[Saved data entries]
○ ○ ○
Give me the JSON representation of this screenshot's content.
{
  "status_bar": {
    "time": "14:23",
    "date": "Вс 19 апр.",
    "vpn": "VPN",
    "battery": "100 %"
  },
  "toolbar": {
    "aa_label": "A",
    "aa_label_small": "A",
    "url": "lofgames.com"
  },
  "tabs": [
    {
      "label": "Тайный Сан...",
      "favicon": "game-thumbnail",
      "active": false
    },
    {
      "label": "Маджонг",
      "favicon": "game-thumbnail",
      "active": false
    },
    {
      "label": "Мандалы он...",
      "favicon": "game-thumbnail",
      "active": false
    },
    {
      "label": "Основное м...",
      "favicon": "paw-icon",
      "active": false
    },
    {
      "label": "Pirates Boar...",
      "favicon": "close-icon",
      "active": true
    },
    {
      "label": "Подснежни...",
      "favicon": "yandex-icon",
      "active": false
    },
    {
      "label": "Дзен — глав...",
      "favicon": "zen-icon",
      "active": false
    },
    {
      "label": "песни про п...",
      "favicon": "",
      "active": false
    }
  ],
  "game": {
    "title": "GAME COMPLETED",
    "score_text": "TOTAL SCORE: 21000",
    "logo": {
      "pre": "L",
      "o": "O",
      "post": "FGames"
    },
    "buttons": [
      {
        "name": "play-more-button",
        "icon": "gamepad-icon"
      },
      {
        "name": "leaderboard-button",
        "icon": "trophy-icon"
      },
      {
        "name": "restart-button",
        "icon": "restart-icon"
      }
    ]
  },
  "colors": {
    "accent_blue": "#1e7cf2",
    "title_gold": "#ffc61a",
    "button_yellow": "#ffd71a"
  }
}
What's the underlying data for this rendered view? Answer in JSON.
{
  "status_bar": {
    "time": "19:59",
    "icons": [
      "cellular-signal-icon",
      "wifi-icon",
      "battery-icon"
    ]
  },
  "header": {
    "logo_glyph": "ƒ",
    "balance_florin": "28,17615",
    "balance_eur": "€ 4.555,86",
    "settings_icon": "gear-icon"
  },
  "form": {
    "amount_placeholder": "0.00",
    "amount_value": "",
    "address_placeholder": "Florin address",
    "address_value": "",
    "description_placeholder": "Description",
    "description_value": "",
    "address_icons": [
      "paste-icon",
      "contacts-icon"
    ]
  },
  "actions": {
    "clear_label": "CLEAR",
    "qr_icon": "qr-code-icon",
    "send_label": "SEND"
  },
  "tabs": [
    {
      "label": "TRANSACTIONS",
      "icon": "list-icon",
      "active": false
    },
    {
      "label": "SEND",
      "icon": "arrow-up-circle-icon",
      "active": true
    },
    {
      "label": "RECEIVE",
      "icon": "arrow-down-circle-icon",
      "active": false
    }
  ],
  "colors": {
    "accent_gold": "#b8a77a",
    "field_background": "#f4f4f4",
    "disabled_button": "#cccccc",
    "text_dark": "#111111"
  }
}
○ ○ ○
**What you need to do**
Please quote exactly the lines from the one containing "What's the underlying" through the last line of the records above, both included, and nothing else.

**Solution below**
What's the underlying data for this rendered view? Answer in JSON.
{
  "status_bar": {
    "time": "19:59",
    "icons": [
      "cellular-signal-icon",
      "wifi-icon",
      "battery-icon"
    ]
  },
  "header": {
    "logo_glyph": "ƒ",
    "balance_florin": "28,17615",
    "balance_eur": "€ 4.555,86",
    "settings_icon": "gear-icon"
  },
  "form": {
    "amount_placeholder": "0.00",
    "amount_value": "",
    "address_placeholder": "Florin address",
    "address_value": "",
    "description_placeholder": "Description",
    "description_value": "",
    "address_icons": [
      "paste-icon",
      "contacts-icon"
    ]
  },
  "actions": {
    "clear_label": "CLEAR",
    "qr_icon": "qr-code-icon",
    "send_label": "SEND"
  },
  "tabs": [
    {
      "label": "TRANSACTIONS",
      "icon": "list-icon",
      "active": false
    },
    {
      "label": "SEND",
      "icon": "arrow-up-circle-icon",
      "active": true
    },
    {
      "label": "RECEIVE",
      "icon": "arrow-down-circle-icon",
      "active": false
    }
  ],
  "colors": {
    "accent_gold": "#b8a77a",
    "field_background": "#f4f4f4",
    "disabled_button": "#cccccc",
    "text_dark": "#111111"
  }
}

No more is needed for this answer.